Task to complete »
Gather all lines containing the string "которые" and copy them out.

[Dataset entries]
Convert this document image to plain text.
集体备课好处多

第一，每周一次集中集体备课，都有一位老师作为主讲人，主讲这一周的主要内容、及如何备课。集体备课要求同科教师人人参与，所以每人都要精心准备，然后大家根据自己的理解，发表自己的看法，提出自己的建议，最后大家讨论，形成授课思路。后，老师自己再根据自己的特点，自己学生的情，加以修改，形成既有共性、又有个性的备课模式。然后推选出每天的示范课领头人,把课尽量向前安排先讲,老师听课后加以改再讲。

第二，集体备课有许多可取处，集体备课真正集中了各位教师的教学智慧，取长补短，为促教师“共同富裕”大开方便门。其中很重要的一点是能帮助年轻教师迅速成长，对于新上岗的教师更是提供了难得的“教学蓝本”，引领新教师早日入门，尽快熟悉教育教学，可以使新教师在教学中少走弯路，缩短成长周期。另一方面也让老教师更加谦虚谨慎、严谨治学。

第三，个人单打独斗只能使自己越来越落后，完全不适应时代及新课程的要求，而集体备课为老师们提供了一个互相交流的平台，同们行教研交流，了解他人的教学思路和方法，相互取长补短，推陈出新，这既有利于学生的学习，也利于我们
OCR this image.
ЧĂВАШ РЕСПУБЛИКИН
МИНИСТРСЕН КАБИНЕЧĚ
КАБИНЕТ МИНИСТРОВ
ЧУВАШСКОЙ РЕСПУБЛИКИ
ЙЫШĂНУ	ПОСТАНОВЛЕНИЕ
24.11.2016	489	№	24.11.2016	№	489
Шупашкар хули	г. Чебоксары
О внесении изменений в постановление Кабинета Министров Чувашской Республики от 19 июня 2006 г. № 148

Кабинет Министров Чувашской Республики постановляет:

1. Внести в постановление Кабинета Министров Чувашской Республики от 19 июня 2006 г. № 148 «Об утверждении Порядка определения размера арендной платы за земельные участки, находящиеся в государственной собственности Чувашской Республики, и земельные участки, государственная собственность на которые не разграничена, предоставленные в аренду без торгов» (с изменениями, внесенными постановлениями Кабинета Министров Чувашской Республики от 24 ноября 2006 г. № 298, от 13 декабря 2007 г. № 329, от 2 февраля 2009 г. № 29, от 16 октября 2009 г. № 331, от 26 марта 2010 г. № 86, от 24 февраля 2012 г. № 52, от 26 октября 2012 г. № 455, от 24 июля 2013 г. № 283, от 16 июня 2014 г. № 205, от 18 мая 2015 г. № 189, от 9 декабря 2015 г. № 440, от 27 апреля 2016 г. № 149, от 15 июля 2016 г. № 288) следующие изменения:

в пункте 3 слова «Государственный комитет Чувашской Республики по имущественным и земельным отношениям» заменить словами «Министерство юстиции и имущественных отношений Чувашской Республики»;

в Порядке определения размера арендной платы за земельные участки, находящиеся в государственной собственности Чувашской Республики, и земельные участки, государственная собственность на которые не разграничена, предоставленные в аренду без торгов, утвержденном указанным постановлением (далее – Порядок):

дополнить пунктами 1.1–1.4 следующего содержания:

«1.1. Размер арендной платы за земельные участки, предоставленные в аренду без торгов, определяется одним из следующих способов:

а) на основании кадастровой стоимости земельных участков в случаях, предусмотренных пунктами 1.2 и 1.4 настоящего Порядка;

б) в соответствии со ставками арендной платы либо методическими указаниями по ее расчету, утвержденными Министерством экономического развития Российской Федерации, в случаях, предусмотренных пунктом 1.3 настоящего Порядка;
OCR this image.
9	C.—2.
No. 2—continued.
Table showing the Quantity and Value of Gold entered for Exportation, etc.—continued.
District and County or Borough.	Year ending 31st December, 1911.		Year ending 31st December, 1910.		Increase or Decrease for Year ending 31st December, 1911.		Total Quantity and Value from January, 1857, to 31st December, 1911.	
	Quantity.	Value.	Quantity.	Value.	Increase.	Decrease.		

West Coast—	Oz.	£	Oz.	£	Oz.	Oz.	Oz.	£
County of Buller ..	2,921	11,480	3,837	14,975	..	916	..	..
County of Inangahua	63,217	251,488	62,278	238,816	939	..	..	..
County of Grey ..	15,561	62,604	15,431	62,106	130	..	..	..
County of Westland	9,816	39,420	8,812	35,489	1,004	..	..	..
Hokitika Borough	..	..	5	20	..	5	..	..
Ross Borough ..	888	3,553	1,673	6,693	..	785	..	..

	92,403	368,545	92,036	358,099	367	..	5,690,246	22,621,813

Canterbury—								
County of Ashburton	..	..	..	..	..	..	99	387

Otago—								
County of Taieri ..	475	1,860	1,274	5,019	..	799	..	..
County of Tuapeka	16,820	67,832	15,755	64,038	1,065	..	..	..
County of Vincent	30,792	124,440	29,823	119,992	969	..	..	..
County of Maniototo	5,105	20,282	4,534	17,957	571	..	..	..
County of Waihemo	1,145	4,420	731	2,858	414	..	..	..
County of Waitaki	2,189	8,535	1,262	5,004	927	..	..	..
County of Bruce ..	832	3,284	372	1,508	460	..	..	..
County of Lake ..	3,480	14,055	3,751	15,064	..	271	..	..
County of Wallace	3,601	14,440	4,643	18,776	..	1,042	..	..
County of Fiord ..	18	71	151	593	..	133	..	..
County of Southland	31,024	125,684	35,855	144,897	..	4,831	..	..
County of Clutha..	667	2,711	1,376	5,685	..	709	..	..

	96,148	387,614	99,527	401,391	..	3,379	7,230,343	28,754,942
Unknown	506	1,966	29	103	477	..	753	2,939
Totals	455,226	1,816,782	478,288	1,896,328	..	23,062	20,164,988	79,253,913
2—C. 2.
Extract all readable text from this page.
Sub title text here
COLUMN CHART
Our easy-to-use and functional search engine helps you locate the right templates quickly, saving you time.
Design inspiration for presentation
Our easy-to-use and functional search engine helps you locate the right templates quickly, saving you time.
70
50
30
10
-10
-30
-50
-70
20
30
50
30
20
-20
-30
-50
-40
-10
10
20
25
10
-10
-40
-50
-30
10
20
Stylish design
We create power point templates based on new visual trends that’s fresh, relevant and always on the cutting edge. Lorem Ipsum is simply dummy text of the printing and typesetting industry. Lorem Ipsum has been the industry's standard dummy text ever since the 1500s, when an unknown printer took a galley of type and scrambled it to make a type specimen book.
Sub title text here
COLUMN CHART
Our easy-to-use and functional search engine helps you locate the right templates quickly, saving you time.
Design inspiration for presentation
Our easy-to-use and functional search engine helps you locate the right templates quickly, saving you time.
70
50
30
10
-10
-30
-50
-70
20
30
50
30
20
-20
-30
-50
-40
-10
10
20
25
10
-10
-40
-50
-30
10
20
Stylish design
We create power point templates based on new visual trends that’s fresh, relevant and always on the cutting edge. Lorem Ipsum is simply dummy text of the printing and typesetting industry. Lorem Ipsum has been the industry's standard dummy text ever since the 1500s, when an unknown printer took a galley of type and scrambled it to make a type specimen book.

Final answer »
1. Внести в постановление Кабинета Министров Чувашской Республики от 19 июня 2006 г. № 148 «Об утверждении Порядка определения размера арендной платы за земельные участки, находящиеся в государственной собственности Чувашской Республики, и земельные участки, государственная собственность на которые не разграничена, предоставленные в аренду без торгов» (с изменениями, внесенными постановлениями Кабинета Министров Чувашской Республики от 24 ноября 2006 г. № 298, от 13 декабря 2007 г. № 329, от 2 февраля 2009 г. № 29, от 16 октября 2009 г. № 331, от 26 марта 2010 г. № 86, от 24 февраля 2012 г. № 52, от 26 октября 2012 г. № 455, от 24 июля 2013 г. № 283, от 16 июня 2014 г. № 205, от 18 мая 2015 г. № 189, от 9 декабря 2015 г. № 440, от 27 апреля 2016 г. № 149, от 15 июля 2016 г. № 288) следующие изменения:
в Порядке определения размера арендной платы за земельные участки, находящиеся в государственной собственности Чувашской Республики, и земельные участки, государственная собственность на которые не разграничена, предоставленные в аренду без торгов, утвержденном указанным постановлением (далее – Порядок):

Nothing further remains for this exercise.